▶ _What to do_
Return all the data, word for word.

▶ _Data for the task_

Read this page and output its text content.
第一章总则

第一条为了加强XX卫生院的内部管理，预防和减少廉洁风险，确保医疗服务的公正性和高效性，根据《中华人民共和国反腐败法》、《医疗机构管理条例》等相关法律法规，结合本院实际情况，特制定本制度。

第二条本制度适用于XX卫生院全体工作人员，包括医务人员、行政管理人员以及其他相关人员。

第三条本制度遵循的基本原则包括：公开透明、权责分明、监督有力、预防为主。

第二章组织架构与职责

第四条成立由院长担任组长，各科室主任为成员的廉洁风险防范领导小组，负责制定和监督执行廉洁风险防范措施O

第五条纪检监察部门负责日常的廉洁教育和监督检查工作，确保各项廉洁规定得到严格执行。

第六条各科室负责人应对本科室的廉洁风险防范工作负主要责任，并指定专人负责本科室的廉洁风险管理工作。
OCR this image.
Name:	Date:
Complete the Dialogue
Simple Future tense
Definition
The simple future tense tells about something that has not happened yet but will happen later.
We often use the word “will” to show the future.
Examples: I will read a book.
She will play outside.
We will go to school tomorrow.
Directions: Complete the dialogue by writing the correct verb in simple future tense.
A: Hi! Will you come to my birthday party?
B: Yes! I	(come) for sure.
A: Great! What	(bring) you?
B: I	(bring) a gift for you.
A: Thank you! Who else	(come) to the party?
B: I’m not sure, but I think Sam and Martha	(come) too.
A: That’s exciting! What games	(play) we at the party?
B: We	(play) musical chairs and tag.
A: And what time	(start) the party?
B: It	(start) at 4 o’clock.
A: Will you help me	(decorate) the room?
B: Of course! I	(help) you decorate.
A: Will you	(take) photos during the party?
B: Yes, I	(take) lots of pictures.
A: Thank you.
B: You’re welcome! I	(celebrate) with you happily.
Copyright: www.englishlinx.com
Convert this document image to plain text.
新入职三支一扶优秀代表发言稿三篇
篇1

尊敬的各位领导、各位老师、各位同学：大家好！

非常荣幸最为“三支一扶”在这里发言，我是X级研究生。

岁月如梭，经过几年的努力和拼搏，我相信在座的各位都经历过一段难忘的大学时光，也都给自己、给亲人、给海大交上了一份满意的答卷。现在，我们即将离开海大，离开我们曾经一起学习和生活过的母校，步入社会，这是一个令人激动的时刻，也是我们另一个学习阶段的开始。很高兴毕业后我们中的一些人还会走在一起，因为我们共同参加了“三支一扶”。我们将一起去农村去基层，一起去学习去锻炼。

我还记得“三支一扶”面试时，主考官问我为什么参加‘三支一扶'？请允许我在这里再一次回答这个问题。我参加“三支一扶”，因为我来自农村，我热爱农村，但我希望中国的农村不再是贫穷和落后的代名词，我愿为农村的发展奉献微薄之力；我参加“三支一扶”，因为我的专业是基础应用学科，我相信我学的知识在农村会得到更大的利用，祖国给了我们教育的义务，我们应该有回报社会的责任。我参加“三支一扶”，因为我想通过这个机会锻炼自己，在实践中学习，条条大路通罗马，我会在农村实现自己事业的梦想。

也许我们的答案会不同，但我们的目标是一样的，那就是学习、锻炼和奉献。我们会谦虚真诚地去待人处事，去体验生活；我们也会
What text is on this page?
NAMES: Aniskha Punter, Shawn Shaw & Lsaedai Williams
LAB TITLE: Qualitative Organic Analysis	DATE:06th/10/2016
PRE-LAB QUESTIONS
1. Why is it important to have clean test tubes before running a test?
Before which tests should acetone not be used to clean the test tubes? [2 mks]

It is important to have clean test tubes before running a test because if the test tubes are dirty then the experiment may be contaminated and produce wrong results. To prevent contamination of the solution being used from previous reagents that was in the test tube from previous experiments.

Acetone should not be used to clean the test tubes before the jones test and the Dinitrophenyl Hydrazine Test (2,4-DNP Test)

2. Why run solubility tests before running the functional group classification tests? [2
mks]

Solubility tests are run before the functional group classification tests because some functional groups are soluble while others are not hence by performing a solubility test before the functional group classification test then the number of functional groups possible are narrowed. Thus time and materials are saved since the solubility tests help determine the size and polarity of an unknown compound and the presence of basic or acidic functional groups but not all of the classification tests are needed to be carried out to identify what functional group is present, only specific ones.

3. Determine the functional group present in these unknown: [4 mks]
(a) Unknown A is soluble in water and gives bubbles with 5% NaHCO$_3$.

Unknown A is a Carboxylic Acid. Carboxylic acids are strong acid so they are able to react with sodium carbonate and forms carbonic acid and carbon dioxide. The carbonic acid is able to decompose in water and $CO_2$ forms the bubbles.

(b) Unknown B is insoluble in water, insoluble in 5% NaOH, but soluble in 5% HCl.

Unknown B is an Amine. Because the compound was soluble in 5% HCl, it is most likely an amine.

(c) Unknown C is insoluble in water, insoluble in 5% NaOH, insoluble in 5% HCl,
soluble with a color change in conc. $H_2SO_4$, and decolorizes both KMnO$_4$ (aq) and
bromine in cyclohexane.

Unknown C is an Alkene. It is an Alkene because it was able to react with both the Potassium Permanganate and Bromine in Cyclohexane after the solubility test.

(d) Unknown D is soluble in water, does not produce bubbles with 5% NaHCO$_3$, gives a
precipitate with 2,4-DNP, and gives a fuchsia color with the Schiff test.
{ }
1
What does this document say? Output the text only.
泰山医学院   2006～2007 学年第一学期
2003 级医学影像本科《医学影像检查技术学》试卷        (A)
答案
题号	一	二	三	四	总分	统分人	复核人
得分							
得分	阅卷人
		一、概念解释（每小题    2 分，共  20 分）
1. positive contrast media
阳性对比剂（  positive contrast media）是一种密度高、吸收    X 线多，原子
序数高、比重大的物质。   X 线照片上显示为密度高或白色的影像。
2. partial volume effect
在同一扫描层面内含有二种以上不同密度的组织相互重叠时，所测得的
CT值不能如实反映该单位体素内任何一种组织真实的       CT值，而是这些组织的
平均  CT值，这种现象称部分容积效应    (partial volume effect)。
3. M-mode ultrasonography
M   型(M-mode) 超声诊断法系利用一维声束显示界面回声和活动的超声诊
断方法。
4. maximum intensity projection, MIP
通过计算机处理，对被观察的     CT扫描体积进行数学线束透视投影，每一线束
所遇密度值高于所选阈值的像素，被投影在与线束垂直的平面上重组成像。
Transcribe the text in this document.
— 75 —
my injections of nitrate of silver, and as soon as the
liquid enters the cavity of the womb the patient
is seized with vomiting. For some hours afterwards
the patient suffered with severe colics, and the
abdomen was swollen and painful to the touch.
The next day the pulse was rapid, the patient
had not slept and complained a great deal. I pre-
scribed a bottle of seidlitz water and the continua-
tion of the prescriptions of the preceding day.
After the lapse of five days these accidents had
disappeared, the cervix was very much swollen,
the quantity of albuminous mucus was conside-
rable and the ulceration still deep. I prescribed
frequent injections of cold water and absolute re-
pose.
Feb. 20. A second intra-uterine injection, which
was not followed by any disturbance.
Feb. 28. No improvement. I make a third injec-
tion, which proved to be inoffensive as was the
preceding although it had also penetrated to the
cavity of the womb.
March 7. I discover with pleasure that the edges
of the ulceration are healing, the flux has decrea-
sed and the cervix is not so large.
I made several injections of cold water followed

▶ _Result for this exercise_
Read this page and output its text content.
第一章总则

第一条为了加强XX卫生院的内部管理，预防和减少廉洁风险，确保医疗服务的公正性和高效性，根据《中华人民共和国反腐败法》、《医疗机构管理条例》等相关法律法规，结合本院实际情况，特制定本制度。

第二条本制度适用于XX卫生院全体工作人员，包括医务人员、行政管理人员以及其他相关人员。

第三条本制度遵循的基本原则包括：公开透明、权责分明、监督有力、预防为主。

第二章组织架构与职责

第四条成立由院长担任组长，各科室主任为成员的廉洁风险防范领导小组，负责制定和监督执行廉洁风险防范措施O

第五条纪检监察部门负责日常的廉洁教育和监督检查工作，确保各项廉洁规定得到严格执行。

第六条各科室负责人应对本科室的廉洁风险防范工作负主要责任，并指定专人负责本科室的廉洁风险管理工作。
OCR this image.
Name:	Date:
Complete the Dialogue
Simple Future tense
Definition
The simple future tense tells about something that has not happened yet but will happen later.
We often use the word “will” to show the future.
Examples: I will read a book.
She will play outside.
We will go to school tomorrow.
Directions: Complete the dialogue by writing the correct verb in simple future tense.
A: Hi! Will you come to my birthday party?
B: Yes! I	(come) for sure.
A: Great! What	(bring) you?
B: I	(bring) a gift for you.
A: Thank you! Who else	(come) to the party?
B: I’m not sure, but I think Sam and Martha	(come) too.
A: That’s exciting! What games	(play) we at the party?
B: We	(play) musical chairs and tag.
A: And what time	(start) the party?
B: It	(start) at 4 o’clock.
A: Will you help me	(decorate) the room?
B: Of course! I	(help) you decorate.
A: Will you	(take) photos during the party?
B: Yes, I	(take) lots of pictures.
A: Thank you.
B: You’re welcome! I	(celebrate) with you happily.
Copyright: www.englishlinx.com
Convert this document image to plain text.
新入职三支一扶优秀代表发言稿三篇
篇1

尊敬的各位领导、各位老师、各位同学：大家好！

非常荣幸最为“三支一扶”在这里发言，我是X级研究生。

岁月如梭，经过几年的努力和拼搏，我相信在座的各位都经历过一段难忘的大学时光，也都给自己、给亲人、给海大交上了一份满意的答卷。现在，我们即将离开海大，离开我们曾经一起学习和生活过的母校，步入社会，这是一个令人激动的时刻，也是我们另一个学习阶段的开始。很高兴毕业后我们中的一些人还会走在一起，因为我们共同参加了“三支一扶”。我们将一起去农村去基层，一起去学习去锻炼。

我还记得“三支一扶”面试时，主考官问我为什么参加‘三支一扶'？请允许我在这里再一次回答这个问题。我参加“三支一扶”，因为我来自农村，我热爱农村，但我希望中国的农村不再是贫穷和落后的代名词，我愿为农村的发展奉献微薄之力；我参加“三支一扶”，因为我的专业是基础应用学科，我相信我学的知识在农村会得到更大的利用，祖国给了我们教育的义务，我们应该有回报社会的责任。我参加“三支一扶”，因为我想通过这个机会锻炼自己，在实践中学习，条条大路通罗马，我会在农村实现自己事业的梦想。

也许我们的答案会不同，但我们的目标是一样的，那就是学习、锻炼和奉献。我们会谦虚真诚地去待人处事，去体验生活；我们也会
What text is on this page?
NAMES: Aniskha Punter, Shawn Shaw & Lsaedai Williams
LAB TITLE: Qualitative Organic Analysis	DATE:06th/10/2016
PRE-LAB QUESTIONS
1. Why is it important to have clean test tubes before running a test?
Before which tests should acetone not be used to clean the test tubes? [2 mks]

It is important to have clean test tubes before running a test because if the test tubes are dirty then the experiment may be contaminated and produce wrong results. To prevent contamination of the solution being used from previous reagents that was in the test tube from previous experiments.

Acetone should not be used to clean the test tubes before the jones test and the Dinitrophenyl Hydrazine Test (2,4-DNP Test)

2. Why run solubility tests before running the functional group classification tests? [2
mks]

Solubility tests are run before the functional group classification tests because some functional groups are soluble while others are not hence by performing a solubility test before the functional group classification test then the number of functional groups possible are narrowed. Thus time and materials are saved since the solubility tests help determine the size and polarity of an unknown compound and the presence of basic or acidic functional groups but not all of the classification tests are needed to be carried out to identify what functional group is present, only specific ones.

3. Determine the functional group present in these unknown: [4 mks]
(a) Unknown A is soluble in water and gives bubbles with 5% NaHCO$_3$.

Unknown A is a Carboxylic Acid. Carboxylic acids are strong acid so they are able to react with sodium carbonate and forms carbonic acid and carbon dioxide. The carbonic acid is able to decompose in water and $CO_2$ forms the bubbles.

(b) Unknown B is insoluble in water, insoluble in 5% NaOH, but soluble in 5% HCl.

Unknown B is an Amine. Because the compound was soluble in 5% HCl, it is most likely an amine.

(c) Unknown C is insoluble in water, insoluble in 5% NaOH, insoluble in 5% HCl,
soluble with a color change in conc. $H_2SO_4$, and decolorizes both KMnO$_4$ (aq) and
bromine in cyclohexane.

Unknown C is an Alkene. It is an Alkene because it was able to react with both the Potassium Permanganate and Bromine in Cyclohexane after the solubility test.

(d) Unknown D is soluble in water, does not produce bubbles with 5% NaHCO$_3$, gives a
precipitate with 2,4-DNP, and gives a fuchsia color with the Schiff test.
{ }
1
What does this document say? Output the text only.
泰山医学院   2006～2007 学年第一学期
2003 级医学影像本科《医学影像检查技术学》试卷        (A)
答案
题号	一	二	三	四	总分	统分人	复核人
得分							
得分	阅卷人
		一、概念解释（每小题    2 分，共  20 分）
1. positive contrast media
阳性对比剂（  positive contrast media）是一种密度高、吸收    X 线多，原子
序数高、比重大的物质。   X 线照片上显示为密度高或白色的影像。
2. partial volume effect
在同一扫描层面内含有二种以上不同密度的组织相互重叠时，所测得的
CT值不能如实反映该单位体素内任何一种组织真实的       CT值，而是这些组织的
平均  CT值，这种现象称部分容积效应    (partial volume effect)。
3. M-mode ultrasonography
M   型(M-mode) 超声诊断法系利用一维声束显示界面回声和活动的超声诊
断方法。
4. maximum intensity projection, MIP
通过计算机处理，对被观察的     CT扫描体积进行数学线束透视投影，每一线束
所遇密度值高于所选阈值的像素，被投影在与线束垂直的平面上重组成像。
Transcribe the text in this document.
— 75 —
my injections of nitrate of silver, and as soon as the
liquid enters the cavity of the womb the patient
is seized with vomiting. For some hours afterwards
the patient suffered with severe colics, and the
abdomen was swollen and painful to the touch.
The next day the pulse was rapid, the patient
had not slept and complained a great deal. I pre-
scribed a bottle of seidlitz water and the continua-
tion of the prescriptions of the preceding day.
After the lapse of five days these accidents had
disappeared, the cervix was very much swollen,
the quantity of albuminous mucus was conside-
rable and the ulceration still deep. I prescribed
frequent injections of cold water and absolute re-
pose.
Feb. 20. A second intra-uterine injection, which
was not followed by any disturbance.
Feb. 28. No improvement. I make a third injec-
tion, which proved to be inoffensive as was the
preceding although it had also penetrated to the
cavity of the womb.
March 7. I discover with pleasure that the edges
of the ulceration are healing, the flux has decrea-
sed and the cervix is not so large.
I made several injections of cold water followed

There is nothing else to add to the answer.